_WHAT THE TASK REQUIRES:_ Make an exact copy of each entry, leaving out every picture.
■ ■ ■
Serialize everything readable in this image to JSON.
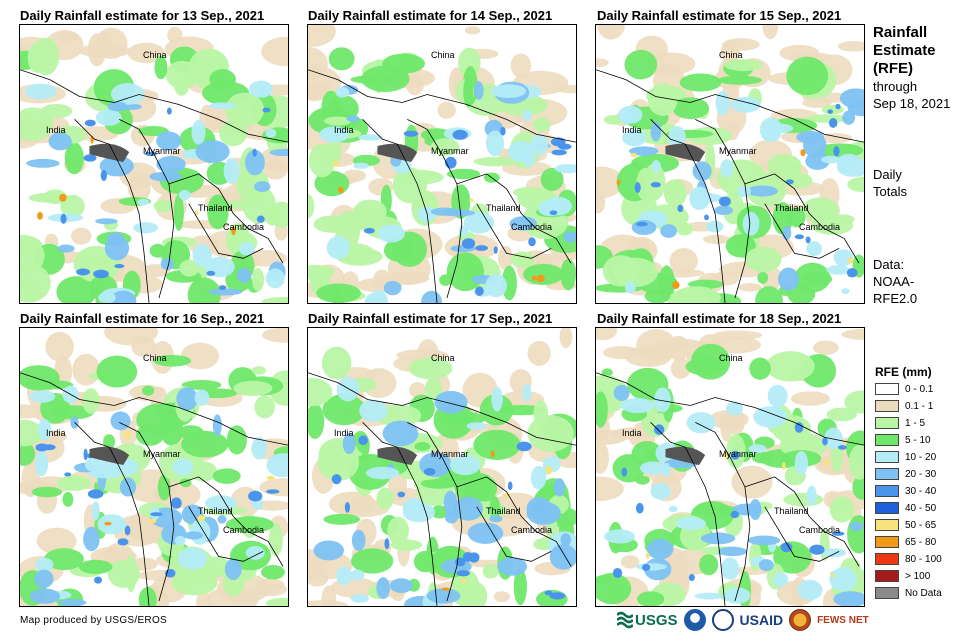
{
  "panels": [
    {
      "title": "Daily Rainfall estimate for 13 Sep., 2021",
      "labels": {
        "china": "China",
        "india": "India",
        "myanmar": "Myanmar",
        "thailand": "Thailand",
        "cambodia": "Cambodia"
      }
    },
    {
      "title": "Daily Rainfall estimate for 14 Sep., 2021",
      "labels": {
        "china": "China",
        "india": "India",
        "myanmar": "Myanmar",
        "thailand": "Thailand",
        "cambodia": "Cambodia"
      }
    },
    {
      "title": "Daily Rainfall estimate for 15 Sep., 2021",
      "labels": {
        "china": "China",
        "india": "India",
        "myanmar": "Myanmar",
        "thailand": "Thailand",
        "cambodia": "Cambodia"
      }
    },
    {
      "title": "Daily Rainfall estimate for 16 Sep., 2021",
      "labels": {
        "china": "China",
        "india": "India",
        "myanmar": "Myanmar",
        "thailand": "Thailand",
        "cambodia": "Cambodia"
      }
    },
    {
      "title": "Daily Rainfall estimate for 17 Sep., 2021",
      "labels": {
        "china": "China",
        "india": "India",
        "myanmar": "Myanmar",
        "thailand": "Thailand",
        "cambodia": "Cambodia"
      }
    },
    {
      "title": "Daily Rainfall estimate for 18 Sep., 2021",
      "labels": {
        "china": "China",
        "india": "India",
        "myanmar": "Myanmar",
        "thailand": "Thailand",
        "cambodia": "Cambodia"
      }
    }
  ],
  "side": {
    "title_line1": "Rainfall",
    "title_line2": "Estimate",
    "title_line3": "(RFE)",
    "through": "through",
    "date": "Sep 18, 2021",
    "daily": "Daily",
    "totals": "Totals",
    "data_label": "Data:",
    "source_line1": "NOAA-",
    "source_line2": "RFE2.0"
  },
  "legend": {
    "title": "RFE (mm)",
    "items": [
      {
        "label": "0 - 0.1",
        "color": "#ffffff"
      },
      {
        "label": "0.1 - 1",
        "color": "#ecdcbf"
      },
      {
        "label": "1 - 5",
        "color": "#b9f5a5"
      },
      {
        "label": "5 - 10",
        "color": "#6fe86a"
      },
      {
        "label": "10 - 20",
        "color": "#b4ecf8"
      },
      {
        "label": "20 - 30",
        "color": "#7ec2f3"
      },
      {
        "label": "30 - 40",
        "color": "#4a95eb"
      },
      {
        "label": "40 - 50",
        "color": "#1f5fdc"
      },
      {
        "label": "50 - 65",
        "color": "#f8e27c"
      },
      {
        "label": "65 - 80",
        "color": "#f09a18"
      },
      {
        "label": "80 - 100",
        "color": "#ec3a12"
      },
      {
        "label": "> 100",
        "color": "#a51b1b"
      },
      {
        "label": "No Data",
        "color": "#8a8a8a"
      }
    ]
  },
  "footer": "Map produced by USGS/EROS",
  "logos": {
    "usgs": "USGS",
    "usaid": "USAID",
    "fewsnet": "FEWS NET"
  }
}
■ ■ ■
_THE OUTPUT:_
Serialize everything readable in this image to JSON.
{
  "panels": [
    {
      "title": "Daily Rainfall estimate for 13 Sep., 2021",
      "labels": {
        "china": "China",
        "india": "India",
        "myanmar": "Myanmar",
        "thailand": "Thailand",
        "cambodia": "Cambodia"
      }
    },
    {
      "title": "Daily Rainfall estimate for 14 Sep., 2021",
      "labels": {
        "china": "China",
        "india": "India",
        "myanmar": "Myanmar",
        "thailand": "Thailand",
        "cambodia": "Cambodia"
      }
    },
    {
      "title": "Daily Rainfall estimate for 15 Sep., 2021",
      "labels": {
        "china": "China",
        "india": "India",
        "myanmar": "Myanmar",
        "thailand": "Thailand",
        "cambodia": "Cambodia"
      }
    },
    {
      "title": "Daily Rainfall estimate for 16 Sep., 2021",
      "labels": {
        "china": "China",
        "india": "India",
        "myanmar": "Myanmar",
        "thailand": "Thailand",
        "cambodia": "Cambodia"
      }
    },
    {
      "title": "Daily Rainfall estimate for 17 Sep., 2021",
      "labels": {
        "china": "China",
        "india": "India",
        "myanmar": "Myanmar",
        "thailand": "Thailand",
        "cambodia": "Cambodia"
      }
    },
    {
      "title": "Daily Rainfall estimate for 18 Sep., 2021",
      "labels": {
        "china": "China",
        "india": "India",
        "myanmar": "Myanmar",
        "thailand": "Thailand",
        "cambodia": "Cambodia"
      }
    }
  ],
  "side": {
    "title_line1": "Rainfall",
    "title_line2": "Estimate",
    "title_line3": "(RFE)",
    "through": "through",
    "date": "Sep 18, 2021",
    "daily": "Daily",
    "totals": "Totals",
    "data_label": "Data:",
    "source_line1": "NOAA-",
    "source_line2": "RFE2.0"
  },
  "legend": {
    "title": "RFE (mm)",
    "items": [
      {
        "label": "0 - 0.1",
        "color": "#ffffff"
      },
      {
        "label": "0.1 - 1",
        "color": "#ecdcbf"
      },
      {
        "label": "1 - 5",
        "color": "#b9f5a5"
      },
      {
        "label": "5 - 10",
        "color": "#6fe86a"
      },
      {
        "label": "10 - 20",
        "color": "#b4ecf8"
      },
      {
        "label": "20 - 30",
        "color": "#7ec2f3"
      },
      {
        "label": "30 - 40",
        "color": "#4a95eb"
      },
      {
        "label": "40 - 50",
        "color": "#1f5fdc"
      },
      {
        "label": "50 - 65",
        "color": "#f8e27c"
      },
      {
        "label": "65 - 80",
        "color": "#f09a18"
      },
      {
        "label": "80 - 100",
        "color": "#ec3a12"
      },
      {
        "label": "> 100",
        "color": "#a51b1b"
      },
      {
        "label": "No Data",
        "color": "#8a8a8a"
      }
    ]
  },
  "footer": "Map produced by USGS/EROS",
  "logos": {
    "usgs": "USGS",
    "usaid": "USAID",
    "fewsnet": "FEWS NET"
  }
}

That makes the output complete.